> [Source records]:
========
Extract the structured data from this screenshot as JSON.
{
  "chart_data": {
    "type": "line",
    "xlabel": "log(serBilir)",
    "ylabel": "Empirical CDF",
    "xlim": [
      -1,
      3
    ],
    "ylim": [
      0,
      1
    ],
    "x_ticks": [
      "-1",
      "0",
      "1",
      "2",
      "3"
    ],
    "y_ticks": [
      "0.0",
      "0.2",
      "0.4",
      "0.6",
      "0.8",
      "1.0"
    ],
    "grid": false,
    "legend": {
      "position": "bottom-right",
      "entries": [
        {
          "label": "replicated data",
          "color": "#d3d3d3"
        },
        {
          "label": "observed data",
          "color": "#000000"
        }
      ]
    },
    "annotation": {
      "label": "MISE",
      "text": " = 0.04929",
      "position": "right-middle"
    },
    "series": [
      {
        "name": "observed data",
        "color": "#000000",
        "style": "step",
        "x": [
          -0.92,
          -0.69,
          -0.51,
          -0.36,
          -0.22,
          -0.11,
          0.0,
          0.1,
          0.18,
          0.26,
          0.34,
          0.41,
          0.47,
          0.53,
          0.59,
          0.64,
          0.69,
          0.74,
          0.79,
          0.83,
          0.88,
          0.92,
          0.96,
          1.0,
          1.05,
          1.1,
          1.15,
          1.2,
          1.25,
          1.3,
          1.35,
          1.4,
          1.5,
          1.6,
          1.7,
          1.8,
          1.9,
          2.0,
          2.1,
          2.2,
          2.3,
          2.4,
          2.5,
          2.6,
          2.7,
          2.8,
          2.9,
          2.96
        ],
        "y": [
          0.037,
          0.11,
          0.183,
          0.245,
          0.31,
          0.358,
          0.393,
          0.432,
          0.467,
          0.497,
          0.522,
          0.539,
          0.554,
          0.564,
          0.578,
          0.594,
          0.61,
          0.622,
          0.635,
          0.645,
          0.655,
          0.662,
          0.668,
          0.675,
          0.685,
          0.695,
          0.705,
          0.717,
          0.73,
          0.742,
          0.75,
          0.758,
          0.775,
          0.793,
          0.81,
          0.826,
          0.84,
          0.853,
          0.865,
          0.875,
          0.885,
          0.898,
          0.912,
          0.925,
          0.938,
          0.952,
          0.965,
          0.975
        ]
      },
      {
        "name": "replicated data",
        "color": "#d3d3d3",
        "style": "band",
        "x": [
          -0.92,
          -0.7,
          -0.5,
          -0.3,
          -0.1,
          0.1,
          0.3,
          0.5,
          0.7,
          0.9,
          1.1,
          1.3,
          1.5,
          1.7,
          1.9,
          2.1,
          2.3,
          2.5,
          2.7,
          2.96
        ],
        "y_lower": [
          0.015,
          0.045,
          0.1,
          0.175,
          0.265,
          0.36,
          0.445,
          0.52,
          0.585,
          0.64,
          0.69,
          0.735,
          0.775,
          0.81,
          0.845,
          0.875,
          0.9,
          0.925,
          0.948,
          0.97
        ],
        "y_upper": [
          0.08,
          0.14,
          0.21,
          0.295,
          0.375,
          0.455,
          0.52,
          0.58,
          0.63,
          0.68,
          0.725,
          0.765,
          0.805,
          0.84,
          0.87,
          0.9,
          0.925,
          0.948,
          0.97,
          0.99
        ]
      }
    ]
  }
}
========
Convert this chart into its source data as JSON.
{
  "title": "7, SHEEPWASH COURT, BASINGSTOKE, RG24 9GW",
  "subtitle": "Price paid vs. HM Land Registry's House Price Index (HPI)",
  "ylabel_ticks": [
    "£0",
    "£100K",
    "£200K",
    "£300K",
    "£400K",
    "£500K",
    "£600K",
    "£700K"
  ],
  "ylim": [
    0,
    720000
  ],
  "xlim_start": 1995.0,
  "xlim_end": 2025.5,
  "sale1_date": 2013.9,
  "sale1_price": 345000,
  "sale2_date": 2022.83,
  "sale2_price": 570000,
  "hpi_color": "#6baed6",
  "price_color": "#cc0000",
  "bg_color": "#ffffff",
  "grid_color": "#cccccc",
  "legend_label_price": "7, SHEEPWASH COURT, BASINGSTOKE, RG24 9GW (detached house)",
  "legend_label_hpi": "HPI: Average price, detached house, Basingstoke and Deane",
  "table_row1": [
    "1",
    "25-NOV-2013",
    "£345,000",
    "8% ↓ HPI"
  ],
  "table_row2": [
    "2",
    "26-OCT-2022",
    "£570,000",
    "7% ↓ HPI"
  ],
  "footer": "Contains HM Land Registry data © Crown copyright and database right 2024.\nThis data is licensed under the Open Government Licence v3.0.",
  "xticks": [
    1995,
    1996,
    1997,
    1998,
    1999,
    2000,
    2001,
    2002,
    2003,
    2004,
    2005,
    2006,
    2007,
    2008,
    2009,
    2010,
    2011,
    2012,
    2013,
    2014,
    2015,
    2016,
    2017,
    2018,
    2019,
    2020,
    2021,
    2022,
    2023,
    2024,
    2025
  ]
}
========
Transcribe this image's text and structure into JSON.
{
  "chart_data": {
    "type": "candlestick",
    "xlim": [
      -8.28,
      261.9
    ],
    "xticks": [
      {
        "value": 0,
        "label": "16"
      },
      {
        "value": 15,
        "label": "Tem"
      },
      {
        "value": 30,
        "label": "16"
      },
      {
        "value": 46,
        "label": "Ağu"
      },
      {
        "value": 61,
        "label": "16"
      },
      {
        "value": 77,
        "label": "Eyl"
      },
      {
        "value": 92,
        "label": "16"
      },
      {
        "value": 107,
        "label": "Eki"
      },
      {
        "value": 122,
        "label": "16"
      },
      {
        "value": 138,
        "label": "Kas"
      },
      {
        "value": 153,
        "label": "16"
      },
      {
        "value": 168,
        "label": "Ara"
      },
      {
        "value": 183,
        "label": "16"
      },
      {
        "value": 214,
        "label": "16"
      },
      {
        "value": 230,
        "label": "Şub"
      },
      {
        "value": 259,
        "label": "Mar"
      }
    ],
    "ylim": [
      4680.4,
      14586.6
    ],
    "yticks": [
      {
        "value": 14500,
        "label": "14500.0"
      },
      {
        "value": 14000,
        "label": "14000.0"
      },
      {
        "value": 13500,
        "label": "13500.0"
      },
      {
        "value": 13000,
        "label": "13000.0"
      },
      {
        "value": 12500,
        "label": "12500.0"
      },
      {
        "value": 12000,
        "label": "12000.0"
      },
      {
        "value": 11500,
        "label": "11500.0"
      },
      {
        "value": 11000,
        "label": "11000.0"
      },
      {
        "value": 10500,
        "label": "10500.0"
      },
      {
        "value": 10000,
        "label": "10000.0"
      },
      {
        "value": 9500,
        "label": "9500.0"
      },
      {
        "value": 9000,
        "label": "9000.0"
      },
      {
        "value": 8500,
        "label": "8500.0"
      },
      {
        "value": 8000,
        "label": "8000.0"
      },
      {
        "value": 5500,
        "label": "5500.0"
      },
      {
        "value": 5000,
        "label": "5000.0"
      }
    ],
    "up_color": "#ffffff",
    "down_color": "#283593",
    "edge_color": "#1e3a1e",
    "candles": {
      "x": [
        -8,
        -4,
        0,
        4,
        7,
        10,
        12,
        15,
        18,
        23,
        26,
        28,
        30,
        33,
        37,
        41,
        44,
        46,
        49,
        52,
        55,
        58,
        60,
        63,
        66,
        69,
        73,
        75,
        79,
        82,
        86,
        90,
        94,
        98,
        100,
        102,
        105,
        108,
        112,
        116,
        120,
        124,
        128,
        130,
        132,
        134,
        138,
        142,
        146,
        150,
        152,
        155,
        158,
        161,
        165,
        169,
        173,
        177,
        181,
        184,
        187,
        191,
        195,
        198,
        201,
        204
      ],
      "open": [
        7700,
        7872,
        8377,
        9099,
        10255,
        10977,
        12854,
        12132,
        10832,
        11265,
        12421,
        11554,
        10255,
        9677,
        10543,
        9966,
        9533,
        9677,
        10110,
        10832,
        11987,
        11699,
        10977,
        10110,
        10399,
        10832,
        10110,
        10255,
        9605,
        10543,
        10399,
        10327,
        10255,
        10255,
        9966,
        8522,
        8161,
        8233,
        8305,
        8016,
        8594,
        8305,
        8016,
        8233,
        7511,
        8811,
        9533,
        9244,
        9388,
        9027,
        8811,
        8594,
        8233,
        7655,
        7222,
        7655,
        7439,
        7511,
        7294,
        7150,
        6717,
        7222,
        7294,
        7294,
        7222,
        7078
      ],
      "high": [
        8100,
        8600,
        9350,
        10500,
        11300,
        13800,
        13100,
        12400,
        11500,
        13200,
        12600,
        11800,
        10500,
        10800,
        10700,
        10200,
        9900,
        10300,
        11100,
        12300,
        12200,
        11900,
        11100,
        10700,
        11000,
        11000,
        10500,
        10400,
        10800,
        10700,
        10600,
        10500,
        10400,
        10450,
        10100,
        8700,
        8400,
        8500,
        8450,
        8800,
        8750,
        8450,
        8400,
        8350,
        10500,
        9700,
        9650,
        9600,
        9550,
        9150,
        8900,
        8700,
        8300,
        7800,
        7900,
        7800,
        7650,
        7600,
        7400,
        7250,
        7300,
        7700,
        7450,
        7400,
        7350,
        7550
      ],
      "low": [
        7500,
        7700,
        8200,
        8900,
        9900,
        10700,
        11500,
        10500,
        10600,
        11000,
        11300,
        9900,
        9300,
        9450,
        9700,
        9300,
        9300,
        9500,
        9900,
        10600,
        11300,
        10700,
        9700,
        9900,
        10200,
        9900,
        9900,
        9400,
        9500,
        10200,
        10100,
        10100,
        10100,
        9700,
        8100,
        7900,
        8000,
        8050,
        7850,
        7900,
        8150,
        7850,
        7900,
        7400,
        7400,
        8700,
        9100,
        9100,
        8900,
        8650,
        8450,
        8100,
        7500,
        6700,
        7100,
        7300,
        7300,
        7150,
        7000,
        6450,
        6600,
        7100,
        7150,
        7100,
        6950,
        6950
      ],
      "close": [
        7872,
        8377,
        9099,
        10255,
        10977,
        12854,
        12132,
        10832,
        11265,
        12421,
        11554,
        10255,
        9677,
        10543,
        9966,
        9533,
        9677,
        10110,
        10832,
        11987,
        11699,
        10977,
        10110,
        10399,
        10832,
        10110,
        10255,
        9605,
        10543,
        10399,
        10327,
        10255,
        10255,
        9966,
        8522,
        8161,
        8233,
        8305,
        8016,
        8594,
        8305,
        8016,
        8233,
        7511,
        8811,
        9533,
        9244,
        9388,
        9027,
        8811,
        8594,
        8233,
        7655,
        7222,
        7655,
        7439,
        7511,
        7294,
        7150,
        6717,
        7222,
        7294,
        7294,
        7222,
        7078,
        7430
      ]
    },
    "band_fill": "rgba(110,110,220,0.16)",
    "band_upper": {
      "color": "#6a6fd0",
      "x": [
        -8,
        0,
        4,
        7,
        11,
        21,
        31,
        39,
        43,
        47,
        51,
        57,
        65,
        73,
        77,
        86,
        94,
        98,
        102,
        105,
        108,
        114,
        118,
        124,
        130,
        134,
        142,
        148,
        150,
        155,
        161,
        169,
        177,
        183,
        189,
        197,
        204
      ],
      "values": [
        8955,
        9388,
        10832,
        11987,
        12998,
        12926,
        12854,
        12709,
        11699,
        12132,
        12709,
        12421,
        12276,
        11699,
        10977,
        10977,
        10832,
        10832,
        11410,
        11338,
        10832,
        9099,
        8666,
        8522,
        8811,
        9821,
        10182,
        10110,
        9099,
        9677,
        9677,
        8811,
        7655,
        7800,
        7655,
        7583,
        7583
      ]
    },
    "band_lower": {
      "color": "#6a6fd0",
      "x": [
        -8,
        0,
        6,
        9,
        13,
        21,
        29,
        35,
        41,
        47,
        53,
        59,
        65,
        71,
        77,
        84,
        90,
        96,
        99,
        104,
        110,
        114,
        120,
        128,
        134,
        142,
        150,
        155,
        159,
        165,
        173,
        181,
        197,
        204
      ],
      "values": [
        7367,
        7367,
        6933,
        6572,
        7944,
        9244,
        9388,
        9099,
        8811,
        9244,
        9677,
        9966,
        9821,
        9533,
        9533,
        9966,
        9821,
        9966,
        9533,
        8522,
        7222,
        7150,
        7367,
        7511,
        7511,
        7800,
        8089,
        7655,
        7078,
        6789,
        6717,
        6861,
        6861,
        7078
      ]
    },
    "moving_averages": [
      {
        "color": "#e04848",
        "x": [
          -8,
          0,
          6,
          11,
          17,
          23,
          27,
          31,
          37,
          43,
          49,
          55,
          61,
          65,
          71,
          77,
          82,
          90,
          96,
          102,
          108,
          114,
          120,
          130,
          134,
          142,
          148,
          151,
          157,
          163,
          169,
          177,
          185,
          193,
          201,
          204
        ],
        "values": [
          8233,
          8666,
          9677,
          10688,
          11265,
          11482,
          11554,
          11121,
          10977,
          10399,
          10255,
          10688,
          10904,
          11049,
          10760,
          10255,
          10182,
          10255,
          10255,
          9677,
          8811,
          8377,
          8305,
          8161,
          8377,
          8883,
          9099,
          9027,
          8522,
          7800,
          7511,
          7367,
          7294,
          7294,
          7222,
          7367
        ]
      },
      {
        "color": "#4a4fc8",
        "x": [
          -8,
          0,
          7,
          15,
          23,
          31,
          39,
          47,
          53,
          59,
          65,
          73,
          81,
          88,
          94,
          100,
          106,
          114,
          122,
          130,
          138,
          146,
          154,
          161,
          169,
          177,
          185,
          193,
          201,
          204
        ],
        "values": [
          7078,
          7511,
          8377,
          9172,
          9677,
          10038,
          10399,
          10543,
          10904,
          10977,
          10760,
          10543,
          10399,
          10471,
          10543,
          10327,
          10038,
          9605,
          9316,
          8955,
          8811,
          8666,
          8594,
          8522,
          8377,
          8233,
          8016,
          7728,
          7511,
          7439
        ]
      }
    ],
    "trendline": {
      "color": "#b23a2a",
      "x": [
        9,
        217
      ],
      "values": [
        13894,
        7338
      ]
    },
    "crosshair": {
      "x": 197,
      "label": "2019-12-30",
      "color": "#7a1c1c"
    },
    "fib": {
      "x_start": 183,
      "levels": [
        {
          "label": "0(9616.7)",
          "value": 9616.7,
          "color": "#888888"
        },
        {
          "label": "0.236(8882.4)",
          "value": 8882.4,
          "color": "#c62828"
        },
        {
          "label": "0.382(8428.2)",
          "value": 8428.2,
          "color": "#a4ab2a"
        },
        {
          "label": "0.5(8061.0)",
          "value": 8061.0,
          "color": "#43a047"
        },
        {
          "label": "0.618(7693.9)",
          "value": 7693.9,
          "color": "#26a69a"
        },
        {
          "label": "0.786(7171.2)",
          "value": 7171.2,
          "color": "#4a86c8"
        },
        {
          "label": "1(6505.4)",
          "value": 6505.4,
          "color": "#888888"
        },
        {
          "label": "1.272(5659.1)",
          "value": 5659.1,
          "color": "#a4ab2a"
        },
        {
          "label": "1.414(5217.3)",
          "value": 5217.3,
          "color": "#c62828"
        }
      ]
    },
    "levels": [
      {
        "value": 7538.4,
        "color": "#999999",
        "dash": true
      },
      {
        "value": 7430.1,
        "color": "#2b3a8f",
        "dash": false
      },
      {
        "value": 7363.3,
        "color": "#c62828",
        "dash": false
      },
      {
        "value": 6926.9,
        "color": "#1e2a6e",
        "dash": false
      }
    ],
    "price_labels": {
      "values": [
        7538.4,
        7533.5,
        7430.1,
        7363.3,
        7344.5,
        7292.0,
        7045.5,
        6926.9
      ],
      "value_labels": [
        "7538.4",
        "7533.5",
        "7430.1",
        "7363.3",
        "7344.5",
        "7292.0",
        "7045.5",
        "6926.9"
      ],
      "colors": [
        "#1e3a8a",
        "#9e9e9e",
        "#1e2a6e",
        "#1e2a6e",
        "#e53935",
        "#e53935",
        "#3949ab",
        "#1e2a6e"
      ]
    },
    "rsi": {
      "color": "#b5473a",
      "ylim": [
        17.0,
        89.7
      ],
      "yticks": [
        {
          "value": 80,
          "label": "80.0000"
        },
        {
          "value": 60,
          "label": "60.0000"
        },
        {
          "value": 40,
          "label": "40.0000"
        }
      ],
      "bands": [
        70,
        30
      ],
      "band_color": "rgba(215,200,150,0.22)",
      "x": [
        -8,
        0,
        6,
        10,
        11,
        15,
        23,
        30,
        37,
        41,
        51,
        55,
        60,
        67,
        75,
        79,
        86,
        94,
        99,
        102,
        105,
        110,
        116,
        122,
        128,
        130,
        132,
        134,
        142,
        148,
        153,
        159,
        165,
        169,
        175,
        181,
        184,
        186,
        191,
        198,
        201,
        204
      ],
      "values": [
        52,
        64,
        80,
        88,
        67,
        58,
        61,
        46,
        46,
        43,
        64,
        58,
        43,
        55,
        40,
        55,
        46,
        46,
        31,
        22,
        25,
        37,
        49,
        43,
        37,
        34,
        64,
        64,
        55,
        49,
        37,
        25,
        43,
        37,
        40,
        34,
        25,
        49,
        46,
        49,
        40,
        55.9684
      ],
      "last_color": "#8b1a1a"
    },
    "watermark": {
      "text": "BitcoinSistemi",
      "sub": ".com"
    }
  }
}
========
Return all lines of the material above in which the word "JSON" occurs.

Extract the structured data from this screenshot as JSON.
Convert this chart into its source data as JSON.
Transcribe this image's text and structure into JSON.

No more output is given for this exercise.